## Task requirements
Of all the lines in the material, how many include the word "аппаратуры"? Give only the number.

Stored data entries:
:::::
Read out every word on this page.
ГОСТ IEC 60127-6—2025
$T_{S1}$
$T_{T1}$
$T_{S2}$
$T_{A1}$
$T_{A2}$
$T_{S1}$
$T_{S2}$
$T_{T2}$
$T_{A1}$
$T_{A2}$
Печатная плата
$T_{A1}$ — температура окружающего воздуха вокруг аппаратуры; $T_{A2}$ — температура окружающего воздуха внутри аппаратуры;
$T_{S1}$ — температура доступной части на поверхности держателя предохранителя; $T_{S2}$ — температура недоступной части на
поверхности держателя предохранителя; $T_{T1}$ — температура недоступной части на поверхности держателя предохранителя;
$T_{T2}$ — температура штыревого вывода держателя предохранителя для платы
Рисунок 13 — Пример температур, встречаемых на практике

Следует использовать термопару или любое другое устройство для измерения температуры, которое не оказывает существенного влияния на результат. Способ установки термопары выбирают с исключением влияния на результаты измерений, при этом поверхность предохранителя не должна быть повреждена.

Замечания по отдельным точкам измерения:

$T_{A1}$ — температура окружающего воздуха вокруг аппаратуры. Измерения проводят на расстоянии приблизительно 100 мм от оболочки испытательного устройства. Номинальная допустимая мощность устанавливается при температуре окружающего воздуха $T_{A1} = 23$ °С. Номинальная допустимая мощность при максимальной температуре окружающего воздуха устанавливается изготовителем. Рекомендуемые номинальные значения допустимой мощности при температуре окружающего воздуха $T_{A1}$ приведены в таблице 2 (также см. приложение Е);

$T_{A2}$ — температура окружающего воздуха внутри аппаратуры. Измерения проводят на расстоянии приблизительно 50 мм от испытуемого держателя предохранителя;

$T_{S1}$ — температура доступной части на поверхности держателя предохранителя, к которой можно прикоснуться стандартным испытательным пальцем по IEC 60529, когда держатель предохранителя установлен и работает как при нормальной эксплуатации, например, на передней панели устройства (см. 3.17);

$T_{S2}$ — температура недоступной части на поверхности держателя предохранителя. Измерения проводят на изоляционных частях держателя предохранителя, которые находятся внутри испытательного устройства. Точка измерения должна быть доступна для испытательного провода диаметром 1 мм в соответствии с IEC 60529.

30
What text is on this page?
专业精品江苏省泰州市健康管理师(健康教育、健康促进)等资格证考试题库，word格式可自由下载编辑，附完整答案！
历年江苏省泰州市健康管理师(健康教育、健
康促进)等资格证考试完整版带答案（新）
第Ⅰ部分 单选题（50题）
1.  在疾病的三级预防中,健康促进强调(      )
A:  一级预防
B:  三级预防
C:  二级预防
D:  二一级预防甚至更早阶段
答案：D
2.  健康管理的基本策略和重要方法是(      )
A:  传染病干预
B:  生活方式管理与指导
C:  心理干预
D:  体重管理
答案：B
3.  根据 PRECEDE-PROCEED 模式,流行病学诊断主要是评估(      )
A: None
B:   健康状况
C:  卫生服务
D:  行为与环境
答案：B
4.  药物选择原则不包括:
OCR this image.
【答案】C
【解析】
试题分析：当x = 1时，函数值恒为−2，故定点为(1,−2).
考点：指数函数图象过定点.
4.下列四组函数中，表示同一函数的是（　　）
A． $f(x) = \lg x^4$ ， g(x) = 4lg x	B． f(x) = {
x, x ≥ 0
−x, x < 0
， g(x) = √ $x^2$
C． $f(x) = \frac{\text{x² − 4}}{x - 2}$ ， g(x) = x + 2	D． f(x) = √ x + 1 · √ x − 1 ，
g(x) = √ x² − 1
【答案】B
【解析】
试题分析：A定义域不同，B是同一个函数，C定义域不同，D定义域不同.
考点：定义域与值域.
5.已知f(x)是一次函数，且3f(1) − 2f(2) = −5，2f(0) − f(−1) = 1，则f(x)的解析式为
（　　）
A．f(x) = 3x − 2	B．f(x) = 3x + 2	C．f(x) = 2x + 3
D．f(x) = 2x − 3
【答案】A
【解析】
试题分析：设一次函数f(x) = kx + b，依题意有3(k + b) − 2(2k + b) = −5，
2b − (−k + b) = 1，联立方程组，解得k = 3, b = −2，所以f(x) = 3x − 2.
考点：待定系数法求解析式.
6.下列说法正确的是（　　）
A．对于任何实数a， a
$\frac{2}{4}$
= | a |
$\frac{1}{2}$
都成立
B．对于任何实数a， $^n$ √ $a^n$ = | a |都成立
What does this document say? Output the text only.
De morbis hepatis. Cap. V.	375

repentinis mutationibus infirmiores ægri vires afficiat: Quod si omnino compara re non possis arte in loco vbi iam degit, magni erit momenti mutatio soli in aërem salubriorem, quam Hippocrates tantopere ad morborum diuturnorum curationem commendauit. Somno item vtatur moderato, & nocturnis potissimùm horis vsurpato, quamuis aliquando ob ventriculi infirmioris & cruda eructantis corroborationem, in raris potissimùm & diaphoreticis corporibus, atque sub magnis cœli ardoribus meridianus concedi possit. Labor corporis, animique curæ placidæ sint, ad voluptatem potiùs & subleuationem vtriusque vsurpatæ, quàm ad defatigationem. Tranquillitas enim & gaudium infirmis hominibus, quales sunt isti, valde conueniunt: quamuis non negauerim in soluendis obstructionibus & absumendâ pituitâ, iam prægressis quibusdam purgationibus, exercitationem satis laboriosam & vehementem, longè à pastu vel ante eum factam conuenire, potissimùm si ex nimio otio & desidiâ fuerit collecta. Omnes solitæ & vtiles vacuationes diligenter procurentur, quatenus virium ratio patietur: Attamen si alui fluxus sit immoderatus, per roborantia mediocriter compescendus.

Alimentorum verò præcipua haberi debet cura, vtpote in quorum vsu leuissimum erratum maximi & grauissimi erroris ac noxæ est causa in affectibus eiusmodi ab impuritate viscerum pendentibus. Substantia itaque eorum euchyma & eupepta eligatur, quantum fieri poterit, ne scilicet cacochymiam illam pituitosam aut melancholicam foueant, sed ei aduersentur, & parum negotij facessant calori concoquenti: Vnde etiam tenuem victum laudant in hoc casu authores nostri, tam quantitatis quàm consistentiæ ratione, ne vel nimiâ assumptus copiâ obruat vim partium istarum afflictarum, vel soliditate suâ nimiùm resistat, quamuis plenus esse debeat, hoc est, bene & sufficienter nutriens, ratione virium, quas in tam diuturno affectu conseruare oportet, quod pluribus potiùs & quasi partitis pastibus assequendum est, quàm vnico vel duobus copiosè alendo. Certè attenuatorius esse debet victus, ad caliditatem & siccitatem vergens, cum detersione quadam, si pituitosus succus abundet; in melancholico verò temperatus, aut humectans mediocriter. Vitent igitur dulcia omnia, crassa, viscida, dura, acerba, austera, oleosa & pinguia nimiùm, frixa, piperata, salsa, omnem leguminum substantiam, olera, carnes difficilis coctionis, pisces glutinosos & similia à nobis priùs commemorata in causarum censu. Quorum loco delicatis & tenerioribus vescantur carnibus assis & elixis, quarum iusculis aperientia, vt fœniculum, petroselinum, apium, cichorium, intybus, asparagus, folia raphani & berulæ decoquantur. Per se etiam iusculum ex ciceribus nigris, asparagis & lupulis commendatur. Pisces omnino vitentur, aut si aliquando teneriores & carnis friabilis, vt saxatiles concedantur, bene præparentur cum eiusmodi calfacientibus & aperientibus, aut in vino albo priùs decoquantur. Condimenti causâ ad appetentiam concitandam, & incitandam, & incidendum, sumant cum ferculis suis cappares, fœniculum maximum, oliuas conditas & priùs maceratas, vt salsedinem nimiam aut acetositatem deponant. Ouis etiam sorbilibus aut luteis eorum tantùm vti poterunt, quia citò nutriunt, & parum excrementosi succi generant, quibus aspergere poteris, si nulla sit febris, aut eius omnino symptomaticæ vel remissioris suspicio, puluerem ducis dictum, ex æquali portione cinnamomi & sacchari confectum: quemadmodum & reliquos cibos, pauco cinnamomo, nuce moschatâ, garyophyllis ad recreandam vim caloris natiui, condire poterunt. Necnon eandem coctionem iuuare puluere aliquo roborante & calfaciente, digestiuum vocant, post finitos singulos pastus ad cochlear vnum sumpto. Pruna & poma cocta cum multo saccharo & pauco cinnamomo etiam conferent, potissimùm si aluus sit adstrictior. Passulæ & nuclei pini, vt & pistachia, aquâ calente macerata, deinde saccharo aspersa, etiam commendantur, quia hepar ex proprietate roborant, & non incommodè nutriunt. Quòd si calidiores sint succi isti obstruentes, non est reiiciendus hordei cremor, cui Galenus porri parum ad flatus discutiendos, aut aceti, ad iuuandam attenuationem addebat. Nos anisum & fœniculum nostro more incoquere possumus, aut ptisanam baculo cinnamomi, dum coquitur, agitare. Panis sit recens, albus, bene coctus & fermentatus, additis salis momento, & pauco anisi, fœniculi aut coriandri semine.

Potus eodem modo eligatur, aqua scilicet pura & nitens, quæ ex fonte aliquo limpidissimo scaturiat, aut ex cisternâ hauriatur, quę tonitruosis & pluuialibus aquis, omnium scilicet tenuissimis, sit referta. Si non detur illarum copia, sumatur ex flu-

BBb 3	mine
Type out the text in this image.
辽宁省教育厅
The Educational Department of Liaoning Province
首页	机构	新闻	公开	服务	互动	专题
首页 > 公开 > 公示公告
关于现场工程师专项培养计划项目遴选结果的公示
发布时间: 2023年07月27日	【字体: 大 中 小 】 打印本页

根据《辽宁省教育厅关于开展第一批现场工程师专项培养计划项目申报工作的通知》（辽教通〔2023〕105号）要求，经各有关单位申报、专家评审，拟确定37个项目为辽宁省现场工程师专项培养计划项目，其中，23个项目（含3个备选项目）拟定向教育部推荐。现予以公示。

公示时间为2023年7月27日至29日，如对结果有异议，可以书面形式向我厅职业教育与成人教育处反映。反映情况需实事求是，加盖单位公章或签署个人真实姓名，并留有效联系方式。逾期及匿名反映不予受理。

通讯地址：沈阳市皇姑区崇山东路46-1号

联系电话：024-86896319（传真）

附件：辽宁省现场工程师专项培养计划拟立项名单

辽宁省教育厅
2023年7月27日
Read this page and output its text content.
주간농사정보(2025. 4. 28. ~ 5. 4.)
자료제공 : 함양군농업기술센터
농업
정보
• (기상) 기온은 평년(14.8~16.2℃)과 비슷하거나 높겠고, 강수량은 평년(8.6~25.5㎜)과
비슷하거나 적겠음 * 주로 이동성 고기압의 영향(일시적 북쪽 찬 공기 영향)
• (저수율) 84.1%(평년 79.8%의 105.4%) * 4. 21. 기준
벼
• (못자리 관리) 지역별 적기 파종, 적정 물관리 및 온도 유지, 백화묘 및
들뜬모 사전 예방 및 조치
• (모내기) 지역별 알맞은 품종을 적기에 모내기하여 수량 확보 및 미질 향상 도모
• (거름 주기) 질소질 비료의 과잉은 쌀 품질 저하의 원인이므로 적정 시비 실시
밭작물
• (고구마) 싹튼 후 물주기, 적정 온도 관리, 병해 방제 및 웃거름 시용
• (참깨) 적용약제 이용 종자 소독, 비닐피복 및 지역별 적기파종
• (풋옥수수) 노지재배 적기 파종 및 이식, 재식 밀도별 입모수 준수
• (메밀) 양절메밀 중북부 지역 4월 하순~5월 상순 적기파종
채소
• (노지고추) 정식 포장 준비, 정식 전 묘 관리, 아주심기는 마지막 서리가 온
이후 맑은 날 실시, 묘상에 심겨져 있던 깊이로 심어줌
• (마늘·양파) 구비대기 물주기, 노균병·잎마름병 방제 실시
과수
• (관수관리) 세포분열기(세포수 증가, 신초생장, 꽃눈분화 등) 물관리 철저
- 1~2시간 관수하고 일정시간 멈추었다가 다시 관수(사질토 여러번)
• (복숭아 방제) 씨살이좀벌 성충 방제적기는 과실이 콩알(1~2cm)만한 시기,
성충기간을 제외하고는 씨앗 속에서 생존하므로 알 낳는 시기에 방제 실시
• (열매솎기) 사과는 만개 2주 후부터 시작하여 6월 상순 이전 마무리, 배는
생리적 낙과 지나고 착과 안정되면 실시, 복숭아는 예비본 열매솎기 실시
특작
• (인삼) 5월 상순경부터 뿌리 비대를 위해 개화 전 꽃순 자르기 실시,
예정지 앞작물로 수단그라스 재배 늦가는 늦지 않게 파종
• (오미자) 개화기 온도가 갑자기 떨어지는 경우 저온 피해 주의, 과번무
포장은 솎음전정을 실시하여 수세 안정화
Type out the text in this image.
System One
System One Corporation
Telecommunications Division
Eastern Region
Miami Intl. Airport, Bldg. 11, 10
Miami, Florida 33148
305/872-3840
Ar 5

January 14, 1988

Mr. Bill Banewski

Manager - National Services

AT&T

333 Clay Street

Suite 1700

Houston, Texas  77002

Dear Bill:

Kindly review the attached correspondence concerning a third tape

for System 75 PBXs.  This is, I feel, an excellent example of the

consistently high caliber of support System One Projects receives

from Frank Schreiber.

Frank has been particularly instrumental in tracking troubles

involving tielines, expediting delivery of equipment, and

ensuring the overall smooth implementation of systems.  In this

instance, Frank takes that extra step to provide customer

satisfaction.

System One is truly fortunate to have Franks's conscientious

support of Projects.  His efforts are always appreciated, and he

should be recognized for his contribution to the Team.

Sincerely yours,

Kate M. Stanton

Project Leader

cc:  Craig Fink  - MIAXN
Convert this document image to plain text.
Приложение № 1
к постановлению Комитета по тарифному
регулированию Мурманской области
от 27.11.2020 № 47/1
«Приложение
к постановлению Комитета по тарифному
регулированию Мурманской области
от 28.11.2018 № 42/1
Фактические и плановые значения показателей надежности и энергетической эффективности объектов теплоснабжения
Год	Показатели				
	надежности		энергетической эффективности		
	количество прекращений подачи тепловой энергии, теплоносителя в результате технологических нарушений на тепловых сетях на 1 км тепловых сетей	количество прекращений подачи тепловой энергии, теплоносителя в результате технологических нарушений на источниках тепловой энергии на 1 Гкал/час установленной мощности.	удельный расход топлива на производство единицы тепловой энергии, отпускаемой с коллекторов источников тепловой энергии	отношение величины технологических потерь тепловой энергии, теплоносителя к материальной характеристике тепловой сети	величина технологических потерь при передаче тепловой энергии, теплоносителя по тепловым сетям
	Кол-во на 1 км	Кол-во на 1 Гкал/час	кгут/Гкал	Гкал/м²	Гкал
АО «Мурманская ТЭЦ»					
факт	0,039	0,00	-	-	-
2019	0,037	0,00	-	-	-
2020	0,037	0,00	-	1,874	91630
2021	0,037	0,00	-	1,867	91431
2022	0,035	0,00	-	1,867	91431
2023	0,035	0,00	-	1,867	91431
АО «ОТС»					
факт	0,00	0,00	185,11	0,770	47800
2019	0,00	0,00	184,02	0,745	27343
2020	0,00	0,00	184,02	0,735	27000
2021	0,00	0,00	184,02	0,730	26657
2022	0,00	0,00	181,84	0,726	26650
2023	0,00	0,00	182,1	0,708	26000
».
:::::
## Answer to the task
3